#### WORK INSTRUCTIONS
Repeat the material below exactly, with no pictures.

#### MATERIAL TO PROCESS

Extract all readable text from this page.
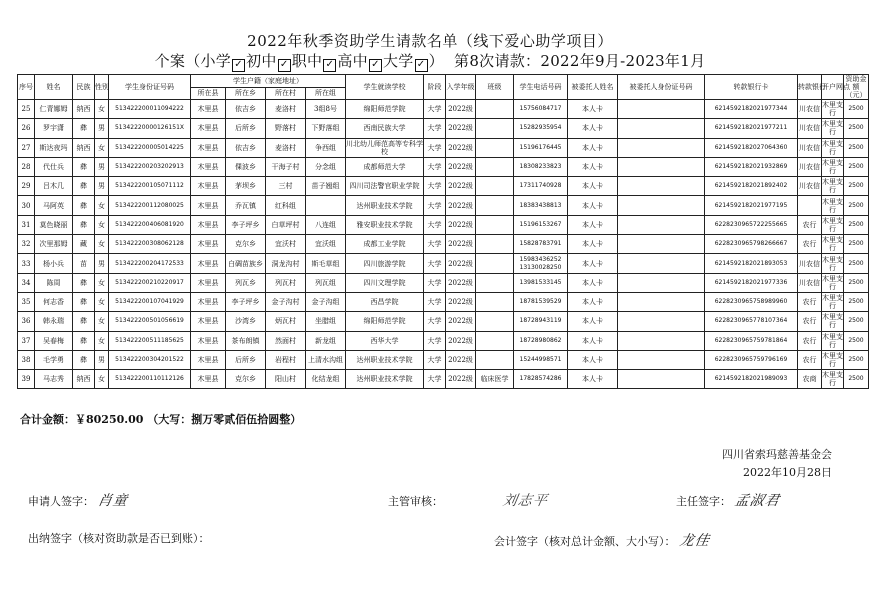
2022年秋季资助学生请款名单（线下爱心助学项目）
个案（小学 ✓ 初中 ✓ 职中 ✓ 高中 ✓ 大学 ✓ ） 第8次请款：2022年9月-2023年1月
序号	姓名	民族	性别	学生身份证号码	学生户籍（家庭地址）				学生就读学校	阶段	入学年级	班级	学生电话号码	被委托人姓名	被委托人身份证号码	转款银行卡	转款银行	开户网点	资助金额（元）
					所在县	所在乡	所在村	所在组											
25	仁青娜姆	纳西	女	513422200011094222	木里县	依吉乡	麦洛村	3组8号	绵阳师范学院	大学	2022级		15756084717	本人卡		6214592182021977344	川农信	木里支行	2500
26	罗宇潇	彝	男	51342220000126151X	木里县	后所乡	野落村	下野落组	西南民族大学	大学	2022级		15282935954	本人卡		6214592182021977211	川农信	木里支行	2500
27	斯达夜玛	纳西	女	513422200005014225	木里县	依吉乡	麦洛村	争西组	川北幼儿师范高等专科学校	大学	2022级		15196176445	本人卡		6214592182027064360	川农信	木里支行	2500
28	代仕兵	彝	男	513422200203202913	木里县	倮波乡	干海子村	分念组	成都师范大学	大学	2022级		18308233823	本人卡		6214592182021932869	川农信	木里支行	2500
29	吕木几	彝	男	513422200105071112	木里县	茅坝乡	三村	苗子翘组	四川司法警官职业学院	大学	2022级		17311740928	本人卡		6214592182021892402	川农信	木里支行	2500
30	马阿英	彝	女	513422200112080025	木里县	乔瓦镇	红科组		达州职业技术学院	大学	2022级		18383438813	本人卡		6214592182021977195		木里支行	2500
31	莫色晓丽	彝	女	513422200406081920	木里县	李子坪乡	白草坪村	八连组	雅安职业技术学院	大学	2022级		15196153267	本人卡		6228230965722255665	农行	木里支行	2500
32	次里那姆	藏	女	513422200308062128	木里县	克尔乡	宜沃村	宜沃组	成都工业学院	大学	2022级		15828783791	本人卡		6228230965798266667	农行	木里支行	2500
33	杨小兵	苗	男	513422200204172533	木里县	白碉苗族乡	洞龙沟村	斯毛草组	四川旅游学院	大学	2022级		15983436252 13130028250	本人卡		6214592182021893053	川农信	木里支行	2500
34	陈周	彝	女	513422200210220917	木里县	列瓦乡	列瓦村	列瓦组	四川文理学院	大学	2022级		13981533145	本人卡		6214592182021977336	川农信	木里支行	2500
35	何志香	彝	女	513422200107041929	木里县	李子坪乡	金子沟村	金子沟组	西昌学院	大学	2022级		18781539529	本人卡		6228230965758989960	农行	木里支行	2500
36	韩永瑞	彝	女	513422200501056619	木里县	沙湾乡	炳瓦村	坐腊组	绵阳师范学院	大学	2022级		18728943119	本人卡		6228230965778107364	农行	木里支行	2500
37	吴春梅	彝	女	513422200511185625	木里县	茶布朗镇	然面村	新龙组	西华大学	大学	2022级		18728980862	本人卡		6228230965759781864	农行	木里支行	2500
38	毛学勇	彝	男	513422200304201522	木里县	后所乡	岩程村	上清水沟组	达州职业技术学院	大学	2022级		15244998571	本人卡		6228230965759796169	农行	木里支行	2500
39	马志秀	纳西	女	513422200110112126	木里县	克尔乡	阳山村	化结龙组	达州职业技术学院	大学	2022级	临床医学	17828574286	本人卡		6214592182021989093	农商	木里支行	2500
合计金额：￥80250.00 （大写：捌万零贰佰伍拾圆整）
四川省索玛慈善基金会
2022年10月28日
申请人签字： 肖童	主管审核：	刘志平	主任签字： 孟淑君
出纳签字（核对资助款是否已到账）：	会计签字（核对总计金额、大小写）： 龙佳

#### TASK ANSWER
Extract all readable text from this page.
2022年秋季资助学生请款名单（线下爱心助学项目）
个案（小学 ✓ 初中 ✓ 职中 ✓ 高中 ✓ 大学 ✓ ） 第8次请款：2022年9月-2023年1月
序号	姓名	民族	性别	学生身份证号码	学生户籍（家庭地址）				学生就读学校	阶段	入学年级	班级	学生电话号码	被委托人姓名	被委托人身份证号码	转款银行卡	转款银行	开户网点	资助金额（元）
					所在县	所在乡	所在村	所在组											
25	仁青娜姆	纳西	女	513422200011094222	木里县	依吉乡	麦洛村	3组8号	绵阳师范学院	大学	2022级		15756084717	本人卡		6214592182021977344	川农信	木里支行	2500
26	罗宇潇	彝	男	51342220000126151X	木里县	后所乡	野落村	下野落组	西南民族大学	大学	2022级		15282935954	本人卡		6214592182021977211	川农信	木里支行	2500
27	斯达夜玛	纳西	女	513422200005014225	木里县	依吉乡	麦洛村	争西组	川北幼儿师范高等专科学校	大学	2022级		15196176445	本人卡		6214592182027064360	川农信	木里支行	2500
28	代仕兵	彝	男	513422200203202913	木里县	倮波乡	干海子村	分念组	成都师范大学	大学	2022级		18308233823	本人卡		6214592182021932869	川农信	木里支行	2500
29	吕木几	彝	男	513422200105071112	木里县	茅坝乡	三村	苗子翘组	四川司法警官职业学院	大学	2022级		17311740928	本人卡		6214592182021892402	川农信	木里支行	2500
30	马阿英	彝	女	513422200112080025	木里县	乔瓦镇	红科组		达州职业技术学院	大学	2022级		18383438813	本人卡		6214592182021977195		木里支行	2500
31	莫色晓丽	彝	女	513422200406081920	木里县	李子坪乡	白草坪村	八连组	雅安职业技术学院	大学	2022级		15196153267	本人卡		6228230965722255665	农行	木里支行	2500
32	次里那姆	藏	女	513422200308062128	木里县	克尔乡	宜沃村	宜沃组	成都工业学院	大学	2022级		15828783791	本人卡		6228230965798266667	农行	木里支行	2500
33	杨小兵	苗	男	513422200204172533	木里县	白碉苗族乡	洞龙沟村	斯毛草组	四川旅游学院	大学	2022级		15983436252 13130028250	本人卡		6214592182021893053	川农信	木里支行	2500
34	陈周	彝	女	513422200210220917	木里县	列瓦乡	列瓦村	列瓦组	四川文理学院	大学	2022级		13981533145	本人卡		6214592182021977336	川农信	木里支行	2500
35	何志香	彝	女	513422200107041929	木里县	李子坪乡	金子沟村	金子沟组	西昌学院	大学	2022级		18781539529	本人卡		6228230965758989960	农行	木里支行	2500
36	韩永瑞	彝	女	513422200501056619	木里县	沙湾乡	炳瓦村	坐腊组	绵阳师范学院	大学	2022级		18728943119	本人卡		6228230965778107364	农行	木里支行	2500
37	吴春梅	彝	女	513422200511185625	木里县	茶布朗镇	然面村	新龙组	西华大学	大学	2022级		18728980862	本人卡		6228230965759781864	农行	木里支行	2500
38	毛学勇	彝	男	513422200304201522	木里县	后所乡	岩程村	上清水沟组	达州职业技术学院	大学	2022级		15244998571	本人卡		6228230965759796169	农行	木里支行	2500
39	马志秀	纳西	女	513422200110112126	木里县	克尔乡	阳山村	化结龙组	达州职业技术学院	大学	2022级	临床医学	17828574286	本人卡		6214592182021989093	农商	木里支行	2500
合计金额：￥80250.00 （大写：捌万零贰佰伍拾圆整）
四川省索玛慈善基金会
2022年10月28日
申请人签字： 肖童	主管审核：	刘志平	主任签字： 孟淑君
出纳签字（核对资助款是否已到账）：	会计签字（核对总计金额、大小写）： 龙佳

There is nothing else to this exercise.